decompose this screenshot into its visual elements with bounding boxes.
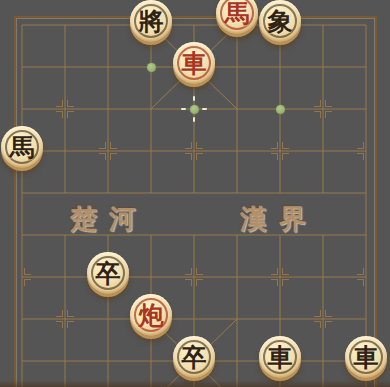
piece-glyph: 炮 xyxy=(130,294,172,336)
xiangqi-board: 楚河 漢界 將馬象車馬卒炮卒車車 xyxy=(0,0,390,387)
star-point xyxy=(55,309,75,329)
star-point xyxy=(270,141,290,161)
star-point xyxy=(12,267,32,287)
star-point xyxy=(356,141,376,161)
move-hint-dot[interactable] xyxy=(190,105,199,114)
river-label-han-jie: 漢界 xyxy=(240,201,318,237)
star-point xyxy=(98,141,118,161)
move-hint-dot[interactable] xyxy=(276,105,285,114)
star-point xyxy=(313,99,333,119)
piece-glyph: 車 xyxy=(345,336,387,378)
piece-glyph: 象 xyxy=(259,0,301,42)
star-point xyxy=(270,267,290,287)
piece-black-soldier[interactable]: 卒 xyxy=(173,336,215,378)
star-point xyxy=(184,141,204,161)
star-point xyxy=(55,99,75,119)
piece-black-soldier[interactable]: 卒 xyxy=(87,252,129,294)
piece-black-chariot[interactable]: 車 xyxy=(259,336,301,378)
piece-glyph: 馬 xyxy=(1,126,43,168)
piece-black-general[interactable]: 將 xyxy=(130,0,172,42)
piece-glyph: 卒 xyxy=(173,336,215,378)
piece-glyph: 車 xyxy=(259,336,301,378)
star-point xyxy=(313,309,333,329)
river-label-chu-he: 楚河 xyxy=(70,201,148,237)
piece-red-horse[interactable]: 馬 xyxy=(216,0,258,34)
piece-black-horse[interactable]: 馬 xyxy=(1,126,43,168)
star-point xyxy=(356,267,376,287)
piece-black-elephant[interactable]: 象 xyxy=(259,0,301,42)
piece-glyph: 將 xyxy=(130,0,172,42)
piece-glyph: 卒 xyxy=(87,252,129,294)
piece-glyph: 車 xyxy=(173,42,215,84)
piece-glyph: 馬 xyxy=(216,0,258,34)
move-hint-dot[interactable] xyxy=(147,63,156,72)
piece-red-chariot[interactable]: 車 xyxy=(173,42,215,84)
star-point xyxy=(184,267,204,287)
piece-red-cannon[interactable]: 炮 xyxy=(130,294,172,336)
piece-black-chariot[interactable]: 車 xyxy=(345,336,387,378)
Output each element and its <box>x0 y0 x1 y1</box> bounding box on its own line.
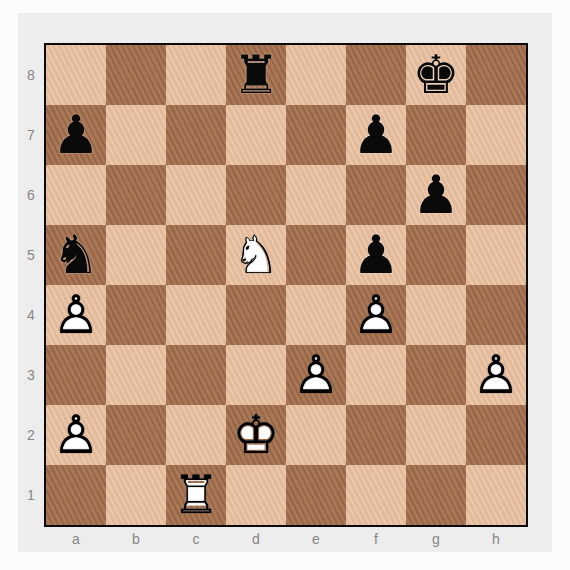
square-b7[interactable] <box>106 105 166 165</box>
square-e1[interactable] <box>286 465 346 525</box>
square-a8[interactable] <box>46 45 106 105</box>
piece-white-pawn[interactable]: ♟♙ <box>346 285 406 345</box>
file-labels: abcdefgh <box>46 528 526 550</box>
square-c7[interactable] <box>166 105 226 165</box>
king-glyph: ♚ <box>406 45 466 105</box>
square-d4[interactable] <box>226 285 286 345</box>
square-a6[interactable] <box>46 165 106 225</box>
square-g8[interactable]: ♚ <box>406 45 466 105</box>
piece-white-pawn[interactable]: ♟♙ <box>46 405 106 465</box>
rank-labels: 87654321 <box>20 45 42 525</box>
square-e5[interactable] <box>286 225 346 285</box>
chess-board[interactable]: ♜♚♟♟♟♞♞♘♟♟♙♟♙♟♙♟♙♟♙♚♔♜♖ <box>44 43 528 527</box>
square-h7[interactable] <box>466 105 526 165</box>
square-e3[interactable]: ♟♙ <box>286 345 346 405</box>
square-h2[interactable] <box>466 405 526 465</box>
knight-outline-glyph: ♘ <box>226 225 286 285</box>
pawn-outline-glyph: ♙ <box>46 405 106 465</box>
square-d1[interactable] <box>226 465 286 525</box>
square-a3[interactable] <box>46 345 106 405</box>
square-g4[interactable] <box>406 285 466 345</box>
rank-label-5: 5 <box>20 225 42 285</box>
square-b3[interactable] <box>106 345 166 405</box>
rank-label-4: 4 <box>20 285 42 345</box>
square-e6[interactable] <box>286 165 346 225</box>
square-d8[interactable]: ♜ <box>226 45 286 105</box>
square-g1[interactable] <box>406 465 466 525</box>
rook-outline-glyph: ♖ <box>166 465 226 525</box>
pawn-glyph: ♟ <box>406 165 466 225</box>
pawn-outline-glyph: ♙ <box>346 285 406 345</box>
file-label-a: a <box>46 528 106 550</box>
square-a7[interactable]: ♟ <box>46 105 106 165</box>
square-f6[interactable] <box>346 165 406 225</box>
piece-black-pawn[interactable]: ♟ <box>406 165 466 225</box>
pawn-outline-glyph: ♙ <box>286 345 346 405</box>
square-a5[interactable]: ♞ <box>46 225 106 285</box>
square-a4[interactable]: ♟♙ <box>46 285 106 345</box>
piece-white-king[interactable]: ♚♔ <box>226 405 286 465</box>
piece-black-knight[interactable]: ♞ <box>46 225 106 285</box>
square-g5[interactable] <box>406 225 466 285</box>
square-h5[interactable] <box>466 225 526 285</box>
square-f5[interactable]: ♟ <box>346 225 406 285</box>
rank-label-6: 6 <box>20 165 42 225</box>
rank-label-2: 2 <box>20 405 42 465</box>
file-label-g: g <box>406 528 466 550</box>
pawn-glyph: ♟ <box>46 105 106 165</box>
square-h6[interactable] <box>466 165 526 225</box>
square-f1[interactable] <box>346 465 406 525</box>
square-c1[interactable]: ♜♖ <box>166 465 226 525</box>
piece-white-pawn[interactable]: ♟♙ <box>286 345 346 405</box>
piece-white-pawn[interactable]: ♟♙ <box>466 345 526 405</box>
square-b8[interactable] <box>106 45 166 105</box>
square-d3[interactable] <box>226 345 286 405</box>
pawn-outline-glyph: ♙ <box>46 285 106 345</box>
square-e7[interactable] <box>286 105 346 165</box>
piece-white-rook[interactable]: ♜♖ <box>166 465 226 525</box>
square-f3[interactable] <box>346 345 406 405</box>
square-d6[interactable] <box>226 165 286 225</box>
pawn-outline-glyph: ♙ <box>466 345 526 405</box>
rook-glyph: ♜ <box>226 45 286 105</box>
file-label-f: f <box>346 528 406 550</box>
square-c8[interactable] <box>166 45 226 105</box>
square-b5[interactable] <box>106 225 166 285</box>
square-e4[interactable] <box>286 285 346 345</box>
knight-glyph: ♞ <box>46 225 106 285</box>
rank-label-8: 8 <box>20 45 42 105</box>
square-c6[interactable] <box>166 165 226 225</box>
page: 87654321 ♜♚♟♟♟♞♞♘♟♟♙♟♙♟♙♟♙♟♙♚♔♜♖ abcdefg… <box>0 0 570 570</box>
square-g3[interactable] <box>406 345 466 405</box>
file-label-e: e <box>286 528 346 550</box>
square-b1[interactable] <box>106 465 166 525</box>
piece-black-pawn[interactable]: ♟ <box>346 225 406 285</box>
square-g7[interactable] <box>406 105 466 165</box>
square-f7[interactable]: ♟ <box>346 105 406 165</box>
piece-black-pawn[interactable]: ♟ <box>346 105 406 165</box>
piece-black-pawn[interactable]: ♟ <box>46 105 106 165</box>
king-outline-glyph: ♔ <box>226 405 286 465</box>
file-label-h: h <box>466 528 526 550</box>
square-c3[interactable] <box>166 345 226 405</box>
square-h4[interactable] <box>466 285 526 345</box>
square-d7[interactable] <box>226 105 286 165</box>
rank-label-3: 3 <box>20 345 42 405</box>
piece-white-pawn[interactable]: ♟♙ <box>46 285 106 345</box>
file-label-b: b <box>106 528 166 550</box>
rank-label-1: 1 <box>20 465 42 525</box>
square-h8[interactable] <box>466 45 526 105</box>
board-panel: 87654321 ♜♚♟♟♟♞♞♘♟♟♙♟♙♟♙♟♙♟♙♚♔♜♖ abcdefg… <box>18 13 552 552</box>
square-e2[interactable] <box>286 405 346 465</box>
square-f4[interactable]: ♟♙ <box>346 285 406 345</box>
square-c4[interactable] <box>166 285 226 345</box>
square-f2[interactable] <box>346 405 406 465</box>
square-d5[interactable]: ♞♘ <box>226 225 286 285</box>
pawn-glyph: ♟ <box>346 225 406 285</box>
piece-black-king[interactable]: ♚ <box>406 45 466 105</box>
square-h1[interactable] <box>466 465 526 525</box>
square-a2[interactable]: ♟♙ <box>46 405 106 465</box>
square-b6[interactable] <box>106 165 166 225</box>
square-d2[interactable]: ♚♔ <box>226 405 286 465</box>
file-label-c: c <box>166 528 226 550</box>
rank-label-7: 7 <box>20 105 42 165</box>
pawn-glyph: ♟ <box>346 105 406 165</box>
square-a1[interactable] <box>46 465 106 525</box>
file-label-d: d <box>226 528 286 550</box>
square-h3[interactable]: ♟♙ <box>466 345 526 405</box>
square-f8[interactable] <box>346 45 406 105</box>
square-c5[interactable] <box>166 225 226 285</box>
square-g6[interactable]: ♟ <box>406 165 466 225</box>
square-g2[interactable] <box>406 405 466 465</box>
piece-black-rook[interactable]: ♜ <box>226 45 286 105</box>
square-b2[interactable] <box>106 405 166 465</box>
square-e8[interactable] <box>286 45 346 105</box>
square-b4[interactable] <box>106 285 166 345</box>
piece-white-knight[interactable]: ♞♘ <box>226 225 286 285</box>
square-c2[interactable] <box>166 405 226 465</box>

——————————

TASK:
Copy out the lines of the material from the line with "piece-glyph: 炮 xyxy=(130,294,172,336)" up to and including the line with "star-point xyxy=(55,99,75,119)", reproducing each one character for character.

REPLY:
piece-glyph: 炮 xyxy=(130,294,172,336)
xiangqi-board: 楚河 漢界 將馬象車馬卒炮卒車車 xyxy=(0,0,390,387)
star-point xyxy=(55,309,75,329)
star-point xyxy=(270,141,290,161)
star-point xyxy=(12,267,32,287)
star-point xyxy=(356,141,376,161)
move-hint-dot[interactable] xyxy=(190,105,199,114)
river-label-han-jie: 漢界 xyxy=(240,201,318,237)
star-point xyxy=(98,141,118,161)
move-hint-dot[interactable] xyxy=(276,105,285,114)
star-point xyxy=(313,99,333,119)
piece-glyph: 車 xyxy=(345,336,387,378)
piece-glyph: 象 xyxy=(259,0,301,42)
star-point xyxy=(270,267,290,287)
piece-black-soldier[interactable]: 卒 xyxy=(173,336,215,378)
star-point xyxy=(184,141,204,161)
star-point xyxy=(55,99,75,119)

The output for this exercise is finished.